◆ **GOAL OF THE EXERCISE**
Reproduce this listing in full.

◆ **RAW DATA**

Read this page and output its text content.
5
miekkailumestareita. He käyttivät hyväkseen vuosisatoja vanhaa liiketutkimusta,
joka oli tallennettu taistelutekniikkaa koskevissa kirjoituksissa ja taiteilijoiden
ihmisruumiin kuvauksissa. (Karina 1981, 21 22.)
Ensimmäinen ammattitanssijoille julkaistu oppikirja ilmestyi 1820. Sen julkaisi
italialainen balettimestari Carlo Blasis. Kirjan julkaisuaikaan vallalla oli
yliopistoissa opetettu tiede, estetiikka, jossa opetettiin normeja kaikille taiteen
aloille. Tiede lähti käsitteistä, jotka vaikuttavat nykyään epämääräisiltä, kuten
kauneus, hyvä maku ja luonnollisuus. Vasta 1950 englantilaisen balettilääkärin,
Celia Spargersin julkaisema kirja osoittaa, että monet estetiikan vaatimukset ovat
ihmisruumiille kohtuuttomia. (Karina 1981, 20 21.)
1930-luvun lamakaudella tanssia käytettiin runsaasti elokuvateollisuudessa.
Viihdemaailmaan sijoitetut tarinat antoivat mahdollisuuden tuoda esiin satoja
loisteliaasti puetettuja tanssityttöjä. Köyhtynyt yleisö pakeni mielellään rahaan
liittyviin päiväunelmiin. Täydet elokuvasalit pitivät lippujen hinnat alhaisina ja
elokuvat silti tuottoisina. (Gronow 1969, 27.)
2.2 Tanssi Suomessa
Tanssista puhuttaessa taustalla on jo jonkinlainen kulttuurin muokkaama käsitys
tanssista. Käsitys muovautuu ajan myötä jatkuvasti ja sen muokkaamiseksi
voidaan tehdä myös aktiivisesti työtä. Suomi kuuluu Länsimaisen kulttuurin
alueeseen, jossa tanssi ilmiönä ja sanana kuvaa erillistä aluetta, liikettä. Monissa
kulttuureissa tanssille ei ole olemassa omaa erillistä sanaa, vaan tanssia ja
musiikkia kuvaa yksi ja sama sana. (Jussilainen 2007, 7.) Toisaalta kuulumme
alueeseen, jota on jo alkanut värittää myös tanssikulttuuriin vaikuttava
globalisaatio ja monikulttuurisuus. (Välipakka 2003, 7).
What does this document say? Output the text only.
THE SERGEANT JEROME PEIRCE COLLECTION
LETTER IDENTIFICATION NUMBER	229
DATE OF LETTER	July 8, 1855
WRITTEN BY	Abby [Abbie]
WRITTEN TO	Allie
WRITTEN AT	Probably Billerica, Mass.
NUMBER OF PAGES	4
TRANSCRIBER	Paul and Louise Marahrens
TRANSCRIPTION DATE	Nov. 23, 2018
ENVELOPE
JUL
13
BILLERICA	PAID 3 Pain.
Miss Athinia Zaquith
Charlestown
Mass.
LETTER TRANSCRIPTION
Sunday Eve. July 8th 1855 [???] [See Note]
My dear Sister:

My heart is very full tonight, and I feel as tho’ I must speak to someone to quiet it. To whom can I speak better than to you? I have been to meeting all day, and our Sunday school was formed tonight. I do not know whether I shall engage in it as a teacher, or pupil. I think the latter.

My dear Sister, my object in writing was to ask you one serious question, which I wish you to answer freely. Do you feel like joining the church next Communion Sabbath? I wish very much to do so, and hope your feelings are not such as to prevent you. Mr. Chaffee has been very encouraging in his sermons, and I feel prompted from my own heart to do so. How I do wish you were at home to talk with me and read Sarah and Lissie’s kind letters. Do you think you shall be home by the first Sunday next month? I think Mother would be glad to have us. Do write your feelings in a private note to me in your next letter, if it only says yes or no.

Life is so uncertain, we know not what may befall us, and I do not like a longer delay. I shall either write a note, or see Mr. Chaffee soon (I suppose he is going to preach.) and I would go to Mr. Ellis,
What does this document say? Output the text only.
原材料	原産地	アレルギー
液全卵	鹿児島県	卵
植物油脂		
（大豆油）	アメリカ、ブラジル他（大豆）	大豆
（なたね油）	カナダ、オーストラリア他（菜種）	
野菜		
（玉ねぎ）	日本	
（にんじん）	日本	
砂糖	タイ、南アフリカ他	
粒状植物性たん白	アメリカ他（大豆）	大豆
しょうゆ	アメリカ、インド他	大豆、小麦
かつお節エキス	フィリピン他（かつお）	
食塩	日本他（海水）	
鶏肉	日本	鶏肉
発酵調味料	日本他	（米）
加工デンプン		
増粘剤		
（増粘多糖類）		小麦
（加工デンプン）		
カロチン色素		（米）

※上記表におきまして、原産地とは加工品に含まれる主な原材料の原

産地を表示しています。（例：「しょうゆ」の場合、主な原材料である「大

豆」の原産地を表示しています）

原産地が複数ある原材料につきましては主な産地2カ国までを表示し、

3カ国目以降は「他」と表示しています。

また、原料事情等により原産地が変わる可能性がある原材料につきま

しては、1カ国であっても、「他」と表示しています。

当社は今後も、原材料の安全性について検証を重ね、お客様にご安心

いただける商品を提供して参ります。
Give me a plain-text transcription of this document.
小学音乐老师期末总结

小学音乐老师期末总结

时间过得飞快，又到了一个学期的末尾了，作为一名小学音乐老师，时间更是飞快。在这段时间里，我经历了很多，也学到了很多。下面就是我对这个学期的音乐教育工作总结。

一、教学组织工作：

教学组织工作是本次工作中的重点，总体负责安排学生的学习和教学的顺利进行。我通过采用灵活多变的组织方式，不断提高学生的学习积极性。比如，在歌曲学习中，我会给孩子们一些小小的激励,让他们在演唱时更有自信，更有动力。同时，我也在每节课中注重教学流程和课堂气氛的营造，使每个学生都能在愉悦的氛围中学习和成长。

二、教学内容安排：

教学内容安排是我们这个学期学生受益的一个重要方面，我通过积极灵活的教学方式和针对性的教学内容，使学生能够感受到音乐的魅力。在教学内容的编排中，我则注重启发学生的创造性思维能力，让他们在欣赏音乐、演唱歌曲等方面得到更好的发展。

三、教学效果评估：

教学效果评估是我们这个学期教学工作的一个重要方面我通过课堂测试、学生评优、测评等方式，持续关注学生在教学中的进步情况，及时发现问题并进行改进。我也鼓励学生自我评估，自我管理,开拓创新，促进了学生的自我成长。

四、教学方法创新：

◆ **ANSWER TO THE PROBLEM**
Read this page and output its text content.
5
miekkailumestareita. He käyttivät hyväkseen vuosisatoja vanhaa liiketutkimusta,
joka oli tallennettu taistelutekniikkaa koskevissa kirjoituksissa ja taiteilijoiden
ihmisruumiin kuvauksissa. (Karina 1981, 21 22.)
Ensimmäinen ammattitanssijoille julkaistu oppikirja ilmestyi 1820. Sen julkaisi
italialainen balettimestari Carlo Blasis. Kirjan julkaisuaikaan vallalla oli
yliopistoissa opetettu tiede, estetiikka, jossa opetettiin normeja kaikille taiteen
aloille. Tiede lähti käsitteistä, jotka vaikuttavat nykyään epämääräisiltä, kuten
kauneus, hyvä maku ja luonnollisuus. Vasta 1950 englantilaisen balettilääkärin,
Celia Spargersin julkaisema kirja osoittaa, että monet estetiikan vaatimukset ovat
ihmisruumiille kohtuuttomia. (Karina 1981, 20 21.)
1930-luvun lamakaudella tanssia käytettiin runsaasti elokuvateollisuudessa.
Viihdemaailmaan sijoitetut tarinat antoivat mahdollisuuden tuoda esiin satoja
loisteliaasti puetettuja tanssityttöjä. Köyhtynyt yleisö pakeni mielellään rahaan
liittyviin päiväunelmiin. Täydet elokuvasalit pitivät lippujen hinnat alhaisina ja
elokuvat silti tuottoisina. (Gronow 1969, 27.)
2.2 Tanssi Suomessa
Tanssista puhuttaessa taustalla on jo jonkinlainen kulttuurin muokkaama käsitys
tanssista. Käsitys muovautuu ajan myötä jatkuvasti ja sen muokkaamiseksi
voidaan tehdä myös aktiivisesti työtä. Suomi kuuluu Länsimaisen kulttuurin
alueeseen, jossa tanssi ilmiönä ja sanana kuvaa erillistä aluetta, liikettä. Monissa
kulttuureissa tanssille ei ole olemassa omaa erillistä sanaa, vaan tanssia ja
musiikkia kuvaa yksi ja sama sana. (Jussilainen 2007, 7.) Toisaalta kuulumme
alueeseen, jota on jo alkanut värittää myös tanssikulttuuriin vaikuttava
globalisaatio ja monikulttuurisuus. (Välipakka 2003, 7).
What does this document say? Output the text only.
THE SERGEANT JEROME PEIRCE COLLECTION
LETTER IDENTIFICATION NUMBER	229
DATE OF LETTER	July 8, 1855
WRITTEN BY	Abby [Abbie]
WRITTEN TO	Allie
WRITTEN AT	Probably Billerica, Mass.
NUMBER OF PAGES	4
TRANSCRIBER	Paul and Louise Marahrens
TRANSCRIPTION DATE	Nov. 23, 2018
ENVELOPE
JUL
13
BILLERICA	PAID 3 Pain.
Miss Athinia Zaquith
Charlestown
Mass.
LETTER TRANSCRIPTION
Sunday Eve. July 8th 1855 [???] [See Note]
My dear Sister:

My heart is very full tonight, and I feel as tho’ I must speak to someone to quiet it. To whom can I speak better than to you? I have been to meeting all day, and our Sunday school was formed tonight. I do not know whether I shall engage in it as a teacher, or pupil. I think the latter.

My dear Sister, my object in writing was to ask you one serious question, which I wish you to answer freely. Do you feel like joining the church next Communion Sabbath? I wish very much to do so, and hope your feelings are not such as to prevent you. Mr. Chaffee has been very encouraging in his sermons, and I feel prompted from my own heart to do so. How I do wish you were at home to talk with me and read Sarah and Lissie’s kind letters. Do you think you shall be home by the first Sunday next month? I think Mother would be glad to have us. Do write your feelings in a private note to me in your next letter, if it only says yes or no.

Life is so uncertain, we know not what may befall us, and I do not like a longer delay. I shall either write a note, or see Mr. Chaffee soon (I suppose he is going to preach.) and I would go to Mr. Ellis,
What does this document say? Output the text only.
原材料	原産地	アレルギー
液全卵	鹿児島県	卵
植物油脂		
（大豆油）	アメリカ、ブラジル他（大豆）	大豆
（なたね油）	カナダ、オーストラリア他（菜種）	
野菜		
（玉ねぎ）	日本	
（にんじん）	日本	
砂糖	タイ、南アフリカ他	
粒状植物性たん白	アメリカ他（大豆）	大豆
しょうゆ	アメリカ、インド他	大豆、小麦
かつお節エキス	フィリピン他（かつお）	
食塩	日本他（海水）	
鶏肉	日本	鶏肉
発酵調味料	日本他	（米）
加工デンプン		
増粘剤		
（増粘多糖類）		小麦
（加工デンプン）		
カロチン色素		（米）

※上記表におきまして、原産地とは加工品に含まれる主な原材料の原

産地を表示しています。（例：「しょうゆ」の場合、主な原材料である「大

豆」の原産地を表示しています）

原産地が複数ある原材料につきましては主な産地2カ国までを表示し、

3カ国目以降は「他」と表示しています。

また、原料事情等により原産地が変わる可能性がある原材料につきま

しては、1カ国であっても、「他」と表示しています。

当社は今後も、原材料の安全性について検証を重ね、お客様にご安心

いただける商品を提供して参ります。
Give me a plain-text transcription of this document.
小学音乐老师期末总结

小学音乐老师期末总结

时间过得飞快，又到了一个学期的末尾了，作为一名小学音乐老师，时间更是飞快。在这段时间里，我经历了很多，也学到了很多。下面就是我对这个学期的音乐教育工作总结。

一、教学组织工作：

教学组织工作是本次工作中的重点，总体负责安排学生的学习和教学的顺利进行。我通过采用灵活多变的组织方式，不断提高学生的学习积极性。比如，在歌曲学习中，我会给孩子们一些小小的激励,让他们在演唱时更有自信，更有动力。同时，我也在每节课中注重教学流程和课堂气氛的营造，使每个学生都能在愉悦的氛围中学习和成长。

二、教学内容安排：

教学内容安排是我们这个学期学生受益的一个重要方面，我通过积极灵活的教学方式和针对性的教学内容，使学生能够感受到音乐的魅力。在教学内容的编排中，我则注重启发学生的创造性思维能力，让他们在欣赏音乐、演唱歌曲等方面得到更好的发展。

三、教学效果评估：

教学效果评估是我们这个学期教学工作的一个重要方面我通过课堂测试、学生评优、测评等方式，持续关注学生在教学中的进步情况，及时发现问题并进行改进。我也鼓励学生自我评估，自我管理,开拓创新，促进了学生的自我成长。

四、教学方法创新：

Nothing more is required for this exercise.